**CHALLENGE**: Set down each record exactly as written.

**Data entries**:
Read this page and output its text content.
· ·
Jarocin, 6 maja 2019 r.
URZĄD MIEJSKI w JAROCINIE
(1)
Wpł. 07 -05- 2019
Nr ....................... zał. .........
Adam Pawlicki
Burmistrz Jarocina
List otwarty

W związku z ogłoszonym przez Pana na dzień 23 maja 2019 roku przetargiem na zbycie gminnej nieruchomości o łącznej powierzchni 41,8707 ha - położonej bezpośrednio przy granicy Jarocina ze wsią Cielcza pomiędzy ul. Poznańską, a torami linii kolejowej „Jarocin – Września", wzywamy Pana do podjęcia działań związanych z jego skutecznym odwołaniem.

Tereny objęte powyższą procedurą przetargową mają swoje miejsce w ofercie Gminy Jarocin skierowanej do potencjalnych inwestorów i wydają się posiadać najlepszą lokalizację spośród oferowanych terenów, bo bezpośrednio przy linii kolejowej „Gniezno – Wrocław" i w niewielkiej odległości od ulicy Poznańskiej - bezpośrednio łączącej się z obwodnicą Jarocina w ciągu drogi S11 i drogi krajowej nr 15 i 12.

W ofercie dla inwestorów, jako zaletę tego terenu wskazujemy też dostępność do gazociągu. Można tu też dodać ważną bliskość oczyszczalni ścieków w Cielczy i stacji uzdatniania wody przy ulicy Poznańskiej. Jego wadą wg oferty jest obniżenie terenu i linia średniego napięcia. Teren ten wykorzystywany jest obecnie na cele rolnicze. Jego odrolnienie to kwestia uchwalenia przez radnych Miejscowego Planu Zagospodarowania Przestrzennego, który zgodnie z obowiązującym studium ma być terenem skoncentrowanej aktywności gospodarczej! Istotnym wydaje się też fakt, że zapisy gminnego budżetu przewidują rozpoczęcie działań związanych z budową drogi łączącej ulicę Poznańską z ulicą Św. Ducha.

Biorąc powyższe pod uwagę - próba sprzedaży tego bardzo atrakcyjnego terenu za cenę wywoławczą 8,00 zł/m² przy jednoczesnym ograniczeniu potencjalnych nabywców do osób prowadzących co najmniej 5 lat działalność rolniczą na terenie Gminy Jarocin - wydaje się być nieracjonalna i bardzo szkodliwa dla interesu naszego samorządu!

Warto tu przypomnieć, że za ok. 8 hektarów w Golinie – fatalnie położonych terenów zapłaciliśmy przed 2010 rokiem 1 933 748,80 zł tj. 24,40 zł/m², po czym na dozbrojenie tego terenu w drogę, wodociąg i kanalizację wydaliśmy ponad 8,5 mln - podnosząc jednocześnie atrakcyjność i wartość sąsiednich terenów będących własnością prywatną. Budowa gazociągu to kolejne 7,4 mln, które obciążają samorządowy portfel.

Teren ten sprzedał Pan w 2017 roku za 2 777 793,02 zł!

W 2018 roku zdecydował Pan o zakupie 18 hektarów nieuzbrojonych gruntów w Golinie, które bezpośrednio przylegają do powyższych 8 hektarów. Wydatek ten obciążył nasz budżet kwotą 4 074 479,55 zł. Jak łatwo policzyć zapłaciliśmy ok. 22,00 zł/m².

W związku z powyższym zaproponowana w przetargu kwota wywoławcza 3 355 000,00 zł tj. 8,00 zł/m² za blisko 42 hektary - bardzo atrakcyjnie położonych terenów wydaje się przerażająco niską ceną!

**RIGHT ANSWER**:
Read this page and output its text content.
· ·
Jarocin, 6 maja 2019 r.
URZĄD MIEJSKI w JAROCINIE
(1)
Wpł. 07 -05- 2019
Nr ....................... zał. .........
Adam Pawlicki
Burmistrz Jarocina
List otwarty

W związku z ogłoszonym przez Pana na dzień 23 maja 2019 roku przetargiem na zbycie gminnej nieruchomości o łącznej powierzchni 41,8707 ha - położonej bezpośrednio przy granicy Jarocina ze wsią Cielcza pomiędzy ul. Poznańską, a torami linii kolejowej „Jarocin – Września", wzywamy Pana do podjęcia działań związanych z jego skutecznym odwołaniem.

Tereny objęte powyższą procedurą przetargową mają swoje miejsce w ofercie Gminy Jarocin skierowanej do potencjalnych inwestorów i wydają się posiadać najlepszą lokalizację spośród oferowanych terenów, bo bezpośrednio przy linii kolejowej „Gniezno – Wrocław" i w niewielkiej odległości od ulicy Poznańskiej - bezpośrednio łączącej się z obwodnicą Jarocina w ciągu drogi S11 i drogi krajowej nr 15 i 12.

W ofercie dla inwestorów, jako zaletę tego terenu wskazujemy też dostępność do gazociągu. Można tu też dodać ważną bliskość oczyszczalni ścieków w Cielczy i stacji uzdatniania wody przy ulicy Poznańskiej. Jego wadą wg oferty jest obniżenie terenu i linia średniego napięcia. Teren ten wykorzystywany jest obecnie na cele rolnicze. Jego odrolnienie to kwestia uchwalenia przez radnych Miejscowego Planu Zagospodarowania Przestrzennego, który zgodnie z obowiązującym studium ma być terenem skoncentrowanej aktywności gospodarczej! Istotnym wydaje się też fakt, że zapisy gminnego budżetu przewidują rozpoczęcie działań związanych z budową drogi łączącej ulicę Poznańską z ulicą Św. Ducha.

Biorąc powyższe pod uwagę - próba sprzedaży tego bardzo atrakcyjnego terenu za cenę wywoławczą 8,00 zł/m² przy jednoczesnym ograniczeniu potencjalnych nabywców do osób prowadzących co najmniej 5 lat działalność rolniczą na terenie Gminy Jarocin - wydaje się być nieracjonalna i bardzo szkodliwa dla interesu naszego samorządu!

Warto tu przypomnieć, że za ok. 8 hektarów w Golinie – fatalnie położonych terenów zapłaciliśmy przed 2010 rokiem 1 933 748,80 zł tj. 24,40 zł/m², po czym na dozbrojenie tego terenu w drogę, wodociąg i kanalizację wydaliśmy ponad 8,5 mln - podnosząc jednocześnie atrakcyjność i wartość sąsiednich terenów będących własnością prywatną. Budowa gazociągu to kolejne 7,4 mln, które obciążają samorządowy portfel.

Teren ten sprzedał Pan w 2017 roku za 2 777 793,02 zł!

W 2018 roku zdecydował Pan o zakupie 18 hektarów nieuzbrojonych gruntów w Golinie, które bezpośrednio przylegają do powyższych 8 hektarów. Wydatek ten obciążył nasz budżet kwotą 4 074 479,55 zł. Jak łatwo policzyć zapłaciliśmy ok. 22,00 zł/m².

W związku z powyższym zaproponowana w przetargu kwota wywoławcza 3 355 000,00 zł tj. 8,00 zł/m² za blisko 42 hektary - bardzo atrakcyjnie położonych terenów wydaje się przerażająco niską ceną!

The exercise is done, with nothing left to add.